(Task directions):
No images are to be carried over; print all other material exactly as it stands.
+ + +
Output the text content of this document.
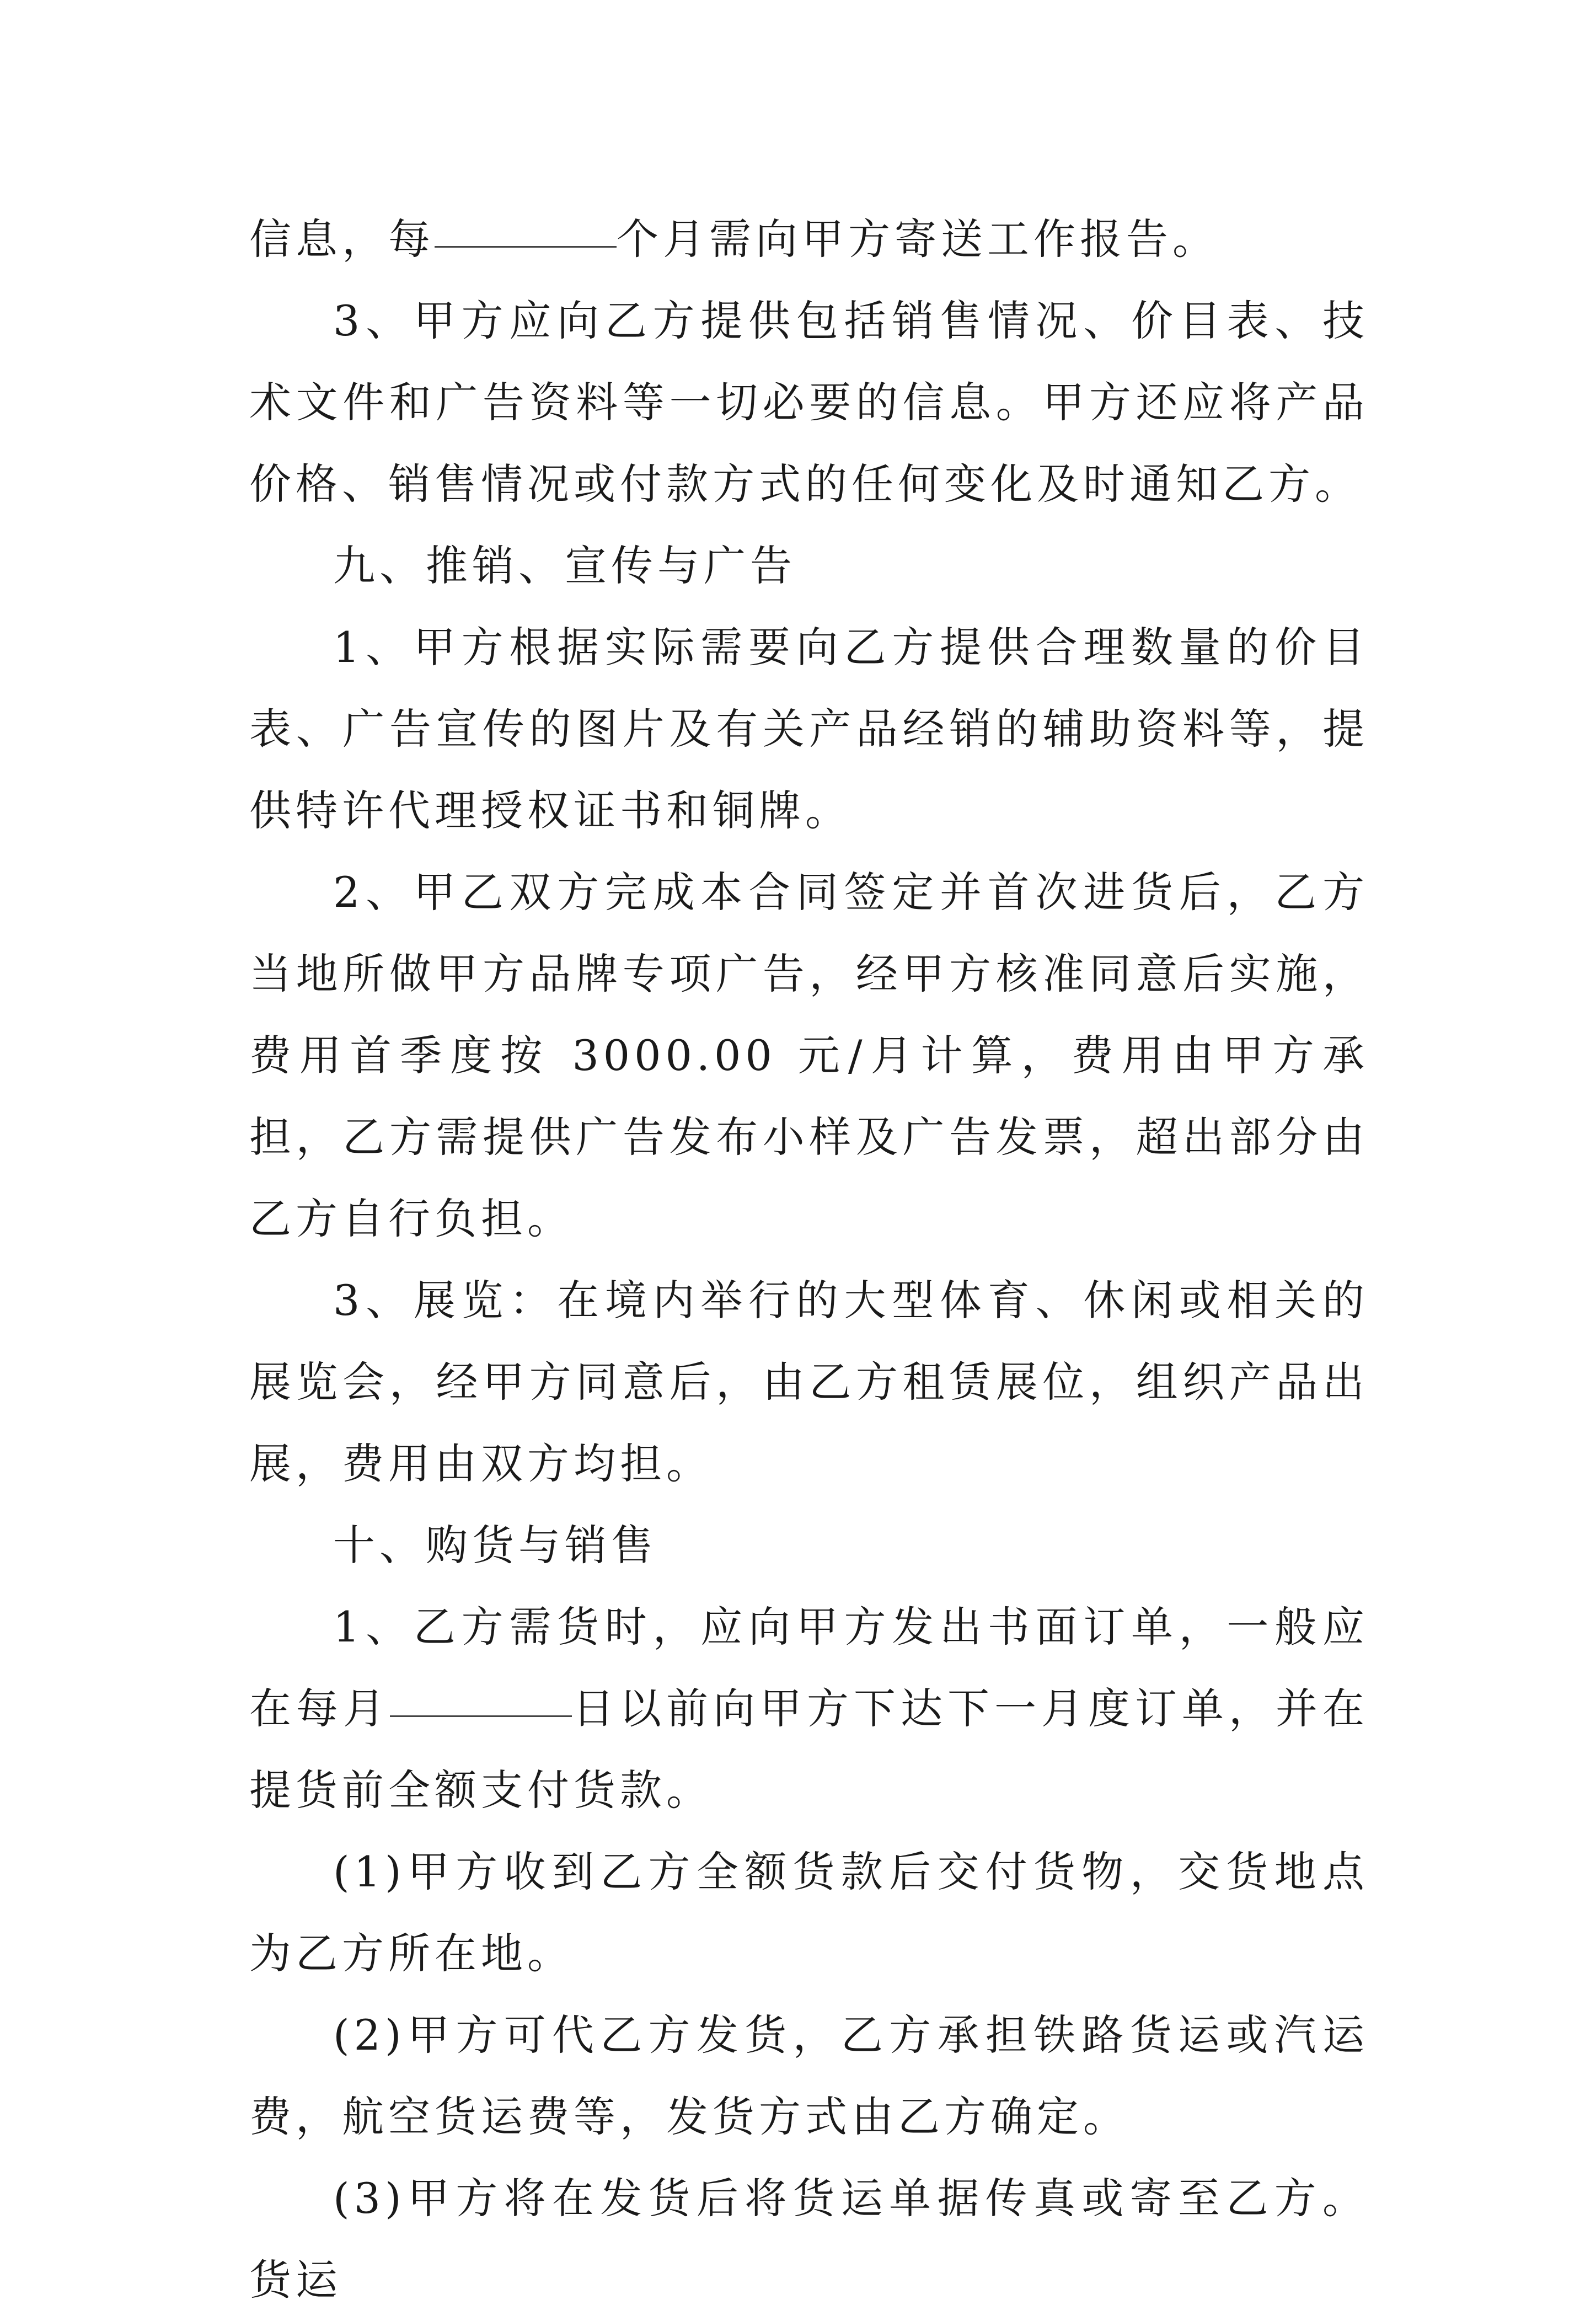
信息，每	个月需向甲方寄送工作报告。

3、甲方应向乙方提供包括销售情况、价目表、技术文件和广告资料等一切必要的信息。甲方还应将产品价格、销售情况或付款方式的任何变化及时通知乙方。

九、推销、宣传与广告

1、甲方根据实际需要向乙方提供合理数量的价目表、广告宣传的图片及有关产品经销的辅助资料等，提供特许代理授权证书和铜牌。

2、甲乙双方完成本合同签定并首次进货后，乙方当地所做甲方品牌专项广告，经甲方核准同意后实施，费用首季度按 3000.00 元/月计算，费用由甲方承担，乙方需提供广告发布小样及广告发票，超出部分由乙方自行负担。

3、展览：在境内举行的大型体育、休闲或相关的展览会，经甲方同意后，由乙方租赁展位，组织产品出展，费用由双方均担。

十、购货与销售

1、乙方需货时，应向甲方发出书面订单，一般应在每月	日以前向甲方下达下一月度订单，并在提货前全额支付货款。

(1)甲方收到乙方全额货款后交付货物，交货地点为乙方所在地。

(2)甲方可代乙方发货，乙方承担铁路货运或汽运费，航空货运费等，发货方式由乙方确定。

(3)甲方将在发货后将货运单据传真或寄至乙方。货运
+ + +
(Solution for this problem):
Output the text content of this document.
信息，每	个月需向甲方寄送工作报告。

3、甲方应向乙方提供包括销售情况、价目表、技术文件和广告资料等一切必要的信息。甲方还应将产品价格、销售情况或付款方式的任何变化及时通知乙方。

九、推销、宣传与广告

1、甲方根据实际需要向乙方提供合理数量的价目表、广告宣传的图片及有关产品经销的辅助资料等，提供特许代理授权证书和铜牌。

2、甲乙双方完成本合同签定并首次进货后，乙方当地所做甲方品牌专项广告，经甲方核准同意后实施，费用首季度按 3000.00 元/月计算，费用由甲方承担，乙方需提供广告发布小样及广告发票，超出部分由乙方自行负担。

3、展览：在境内举行的大型体育、休闲或相关的展览会，经甲方同意后，由乙方租赁展位，组织产品出展，费用由双方均担。

十、购货与销售

1、乙方需货时，应向甲方发出书面订单，一般应在每月	日以前向甲方下达下一月度订单，并在提货前全额支付货款。

(1)甲方收到乙方全额货款后交付货物，交货地点为乙方所在地。

(2)甲方可代乙方发货，乙方承担铁路货运或汽运费，航空货运费等，发货方式由乙方确定。

(3)甲方将在发货后将货运单据传真或寄至乙方。货运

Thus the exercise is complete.